# [PAGE EXCERPT]
================

English actor (1927–2002)

John Barry Foster (21 August 1927 – 11 February 2002) was an English actor who had an extensive career in film, radio, stage and television over almost 50 years. He was best known for portraying the title character in the British crime series Van der Valk (1972–1973, 1977, 1991–1992) and Bob Rusk in Alfred Hitchcock's Frenzy (1972).

==Early life==
Foster was born on 21 August 1927 in Beeston, Nottinghamshire, the son of a toolsetter. His family moved to Hayes, Middlesex when he was a few months old. He received his formal education at Southall County School.

After leaving school, Foster trained as a plastics organic chemist at the local EMI Central Research Laboratories, while unsuccessfully submitting ideas to advertising agencies. Having been "called to the Colours" under the National Service Act 1948, Foster served with the Royal Air Force.

He subsequently trained as an actor, having won a scholarship to train at the Central School of Speech and Drama in London. He arrived there aged 20 and soon acquired the affectionate nickname "Fozza", which stayed with him for the rest of his life. It was at the Central School that he became friends with actor and playwright Harold Pinter. Foster appeared on stage in three of Pinter's plays: The Basement, The Tea Party and A Slight Ache, in 1987.

================

# [SUPPLIED DATA]

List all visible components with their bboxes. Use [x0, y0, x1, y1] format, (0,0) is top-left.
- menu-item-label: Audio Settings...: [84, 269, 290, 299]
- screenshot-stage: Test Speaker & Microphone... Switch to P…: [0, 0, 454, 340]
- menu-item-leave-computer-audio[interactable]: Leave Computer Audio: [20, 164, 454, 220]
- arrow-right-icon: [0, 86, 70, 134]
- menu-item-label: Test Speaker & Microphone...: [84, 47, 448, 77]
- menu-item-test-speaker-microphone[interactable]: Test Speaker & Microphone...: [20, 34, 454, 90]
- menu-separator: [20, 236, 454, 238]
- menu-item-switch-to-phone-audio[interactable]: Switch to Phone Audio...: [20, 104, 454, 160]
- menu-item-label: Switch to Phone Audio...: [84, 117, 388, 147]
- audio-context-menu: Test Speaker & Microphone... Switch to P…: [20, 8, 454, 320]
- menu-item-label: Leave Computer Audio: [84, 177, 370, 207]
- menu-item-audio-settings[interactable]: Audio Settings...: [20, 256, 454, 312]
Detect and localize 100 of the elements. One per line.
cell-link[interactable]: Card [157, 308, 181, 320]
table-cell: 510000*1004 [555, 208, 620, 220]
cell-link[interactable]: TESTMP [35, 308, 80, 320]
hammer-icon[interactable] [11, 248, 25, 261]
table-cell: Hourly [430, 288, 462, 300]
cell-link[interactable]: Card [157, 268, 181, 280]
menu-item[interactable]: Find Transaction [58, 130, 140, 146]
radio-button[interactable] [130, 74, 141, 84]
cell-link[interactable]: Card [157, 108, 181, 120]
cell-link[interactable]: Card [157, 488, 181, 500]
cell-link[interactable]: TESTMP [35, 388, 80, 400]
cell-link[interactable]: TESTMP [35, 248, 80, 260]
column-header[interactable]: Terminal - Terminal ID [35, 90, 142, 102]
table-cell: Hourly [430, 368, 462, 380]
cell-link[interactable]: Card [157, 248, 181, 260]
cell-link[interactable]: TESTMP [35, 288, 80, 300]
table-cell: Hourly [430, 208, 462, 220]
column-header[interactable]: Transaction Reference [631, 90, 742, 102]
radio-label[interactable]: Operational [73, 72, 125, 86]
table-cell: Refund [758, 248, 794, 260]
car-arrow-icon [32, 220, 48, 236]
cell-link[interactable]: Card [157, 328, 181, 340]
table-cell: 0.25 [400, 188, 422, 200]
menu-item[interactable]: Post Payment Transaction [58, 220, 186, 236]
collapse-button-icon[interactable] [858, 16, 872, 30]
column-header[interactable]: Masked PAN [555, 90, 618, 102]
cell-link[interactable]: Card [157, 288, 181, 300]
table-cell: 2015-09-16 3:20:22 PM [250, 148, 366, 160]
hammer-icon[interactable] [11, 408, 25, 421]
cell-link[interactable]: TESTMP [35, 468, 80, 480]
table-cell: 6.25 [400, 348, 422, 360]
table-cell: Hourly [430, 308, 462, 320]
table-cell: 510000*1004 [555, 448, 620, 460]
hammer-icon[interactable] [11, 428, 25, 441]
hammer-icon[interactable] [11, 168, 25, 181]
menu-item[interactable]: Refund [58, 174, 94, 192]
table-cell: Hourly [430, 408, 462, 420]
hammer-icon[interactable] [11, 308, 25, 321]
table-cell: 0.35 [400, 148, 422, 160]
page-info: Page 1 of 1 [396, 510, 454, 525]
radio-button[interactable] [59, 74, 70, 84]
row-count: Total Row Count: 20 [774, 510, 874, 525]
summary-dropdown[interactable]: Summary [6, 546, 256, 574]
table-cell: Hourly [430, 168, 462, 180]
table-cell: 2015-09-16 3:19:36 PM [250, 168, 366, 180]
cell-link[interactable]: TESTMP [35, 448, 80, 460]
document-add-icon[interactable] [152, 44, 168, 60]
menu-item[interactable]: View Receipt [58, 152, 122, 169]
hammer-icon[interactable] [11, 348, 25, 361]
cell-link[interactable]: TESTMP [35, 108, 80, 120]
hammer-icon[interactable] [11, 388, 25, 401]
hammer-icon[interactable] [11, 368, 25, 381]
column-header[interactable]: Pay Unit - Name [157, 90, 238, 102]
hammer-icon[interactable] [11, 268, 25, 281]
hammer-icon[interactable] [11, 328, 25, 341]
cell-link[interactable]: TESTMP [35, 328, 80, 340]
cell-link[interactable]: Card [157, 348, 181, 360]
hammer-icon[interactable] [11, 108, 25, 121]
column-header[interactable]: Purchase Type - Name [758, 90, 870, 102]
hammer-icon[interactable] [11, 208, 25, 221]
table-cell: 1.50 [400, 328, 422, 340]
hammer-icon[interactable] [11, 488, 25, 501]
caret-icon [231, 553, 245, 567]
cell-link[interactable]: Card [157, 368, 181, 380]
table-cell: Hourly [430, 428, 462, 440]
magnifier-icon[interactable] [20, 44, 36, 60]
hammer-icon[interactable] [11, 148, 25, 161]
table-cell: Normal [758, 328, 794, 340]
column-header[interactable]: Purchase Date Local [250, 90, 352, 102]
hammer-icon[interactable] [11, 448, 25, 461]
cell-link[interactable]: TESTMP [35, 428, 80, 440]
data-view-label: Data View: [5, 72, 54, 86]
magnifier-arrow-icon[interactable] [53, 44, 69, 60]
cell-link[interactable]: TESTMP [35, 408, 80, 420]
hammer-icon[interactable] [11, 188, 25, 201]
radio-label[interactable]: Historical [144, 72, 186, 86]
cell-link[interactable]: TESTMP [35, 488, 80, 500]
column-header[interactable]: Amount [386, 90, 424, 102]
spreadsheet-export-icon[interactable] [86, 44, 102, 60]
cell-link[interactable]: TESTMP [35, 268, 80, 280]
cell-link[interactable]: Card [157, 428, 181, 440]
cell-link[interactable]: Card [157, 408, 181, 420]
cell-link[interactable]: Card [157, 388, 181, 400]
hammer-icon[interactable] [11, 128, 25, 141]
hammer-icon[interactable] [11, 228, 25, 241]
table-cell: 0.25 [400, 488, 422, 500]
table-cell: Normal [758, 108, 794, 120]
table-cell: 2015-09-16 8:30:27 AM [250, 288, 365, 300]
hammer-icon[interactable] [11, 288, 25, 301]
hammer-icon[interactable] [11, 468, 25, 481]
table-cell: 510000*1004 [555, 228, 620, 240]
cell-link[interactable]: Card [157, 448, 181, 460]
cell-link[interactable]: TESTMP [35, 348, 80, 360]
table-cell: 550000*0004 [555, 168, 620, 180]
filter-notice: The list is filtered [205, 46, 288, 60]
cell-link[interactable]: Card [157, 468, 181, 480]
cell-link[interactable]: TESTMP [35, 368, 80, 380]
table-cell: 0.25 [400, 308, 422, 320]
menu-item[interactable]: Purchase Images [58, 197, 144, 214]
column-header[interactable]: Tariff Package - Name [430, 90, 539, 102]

================

# [USING THE INFORMATION]
[A] Answer the following from the Barry Foster biography, one answer per line:
(i) In which town and county was Foster born?
(ii) Which branch of the armed forces did he serve with?
(iii) What nickname did he acquire at the Central School of Speech and Drama?
[B] Write the next part of the Barry Foster biography, picking up after its final sentence.

# [ANSWERS FOR THIS EXERCISE]
[A]
(i) Beeston, Nottinghamshire
(ii) The Royal Air Force
(iii) "Fozza"

[B]
==Career==
Foster's professional stage debut came in 1952 as Lorenzo in The Merchant of Venice in County Cork. In 1955, he made his London stage debut as the Electrician in The Night of the Ball at the New Theatre (now the Noël Coward Theatre). His first film role was in The Battle of the River Plate (1956), as part of the crew of HMS Exeter, in which he played Able Seaman Roper. Over the next decade and a half, he performed in Joseph Losey's King and Country (1964), The Family Way (1966), Robbery (1967), Inspector Clouseau (1968) and Battle of Britain (1969). He had a regular role on the TV series The Troubleshooters (1965). In 1970, he played a Fenian paramilitary leader in David Lean's epic film Ryan's Daughter.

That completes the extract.